- _What you should do_
List each line in which the string "issues" appears.

(Records from a data collection)

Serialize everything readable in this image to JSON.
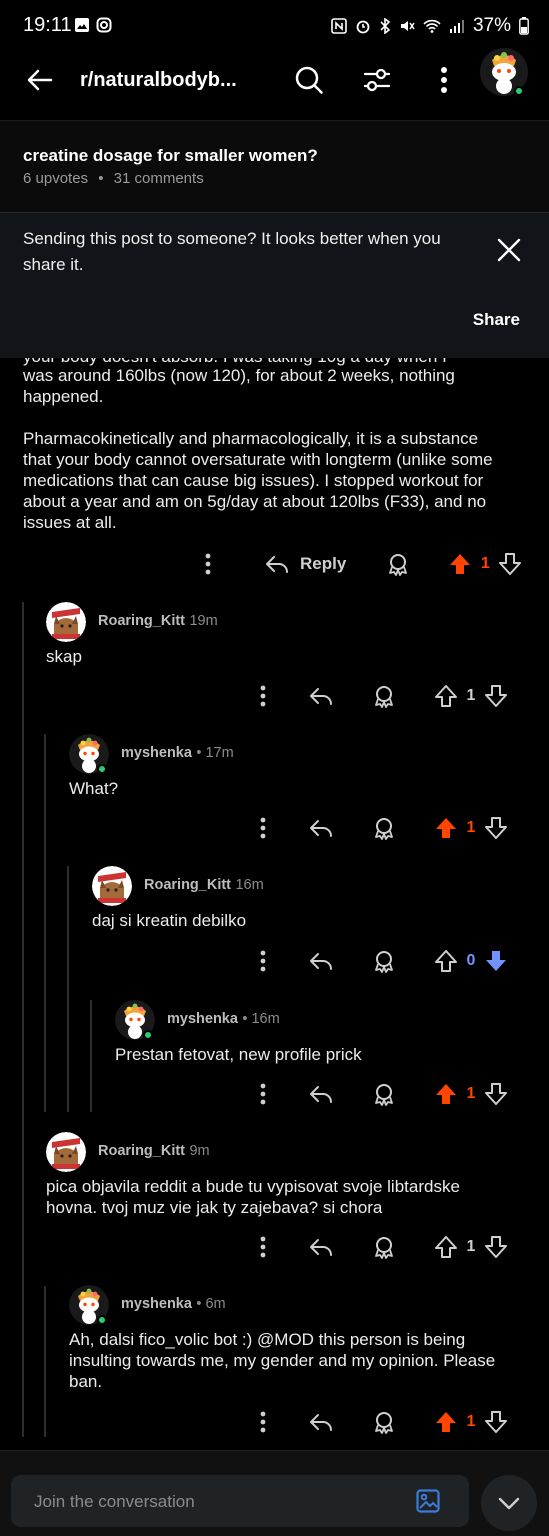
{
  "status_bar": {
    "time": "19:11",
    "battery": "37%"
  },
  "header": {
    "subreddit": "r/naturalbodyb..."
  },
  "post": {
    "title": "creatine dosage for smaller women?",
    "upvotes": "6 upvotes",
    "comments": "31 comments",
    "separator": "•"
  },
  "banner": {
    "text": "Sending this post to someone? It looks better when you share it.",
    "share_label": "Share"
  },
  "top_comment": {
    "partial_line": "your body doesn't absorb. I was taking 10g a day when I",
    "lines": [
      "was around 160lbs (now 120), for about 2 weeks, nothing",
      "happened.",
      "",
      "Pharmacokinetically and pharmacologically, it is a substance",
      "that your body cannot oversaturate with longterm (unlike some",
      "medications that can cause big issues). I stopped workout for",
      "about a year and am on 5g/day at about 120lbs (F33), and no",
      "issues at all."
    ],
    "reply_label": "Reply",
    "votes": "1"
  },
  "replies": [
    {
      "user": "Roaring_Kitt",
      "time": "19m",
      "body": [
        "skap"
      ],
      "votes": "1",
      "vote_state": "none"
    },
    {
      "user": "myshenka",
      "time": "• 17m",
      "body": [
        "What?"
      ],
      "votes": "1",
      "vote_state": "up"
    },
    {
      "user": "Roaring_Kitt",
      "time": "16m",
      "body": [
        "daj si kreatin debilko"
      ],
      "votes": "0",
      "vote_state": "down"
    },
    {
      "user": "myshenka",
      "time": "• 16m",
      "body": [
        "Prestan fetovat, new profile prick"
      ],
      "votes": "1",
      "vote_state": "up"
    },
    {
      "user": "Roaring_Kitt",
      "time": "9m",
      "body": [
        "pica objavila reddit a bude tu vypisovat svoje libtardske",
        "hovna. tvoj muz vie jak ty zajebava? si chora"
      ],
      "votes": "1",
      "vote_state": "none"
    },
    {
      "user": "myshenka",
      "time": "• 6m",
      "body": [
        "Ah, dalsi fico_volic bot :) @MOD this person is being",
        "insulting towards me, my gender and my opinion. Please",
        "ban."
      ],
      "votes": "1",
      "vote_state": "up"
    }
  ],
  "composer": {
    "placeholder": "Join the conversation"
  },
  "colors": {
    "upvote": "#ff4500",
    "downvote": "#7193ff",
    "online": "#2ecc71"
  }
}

- _Solution for this exercise_
      "medications that can cause big issues). I stopped workout for",
      "issues at all."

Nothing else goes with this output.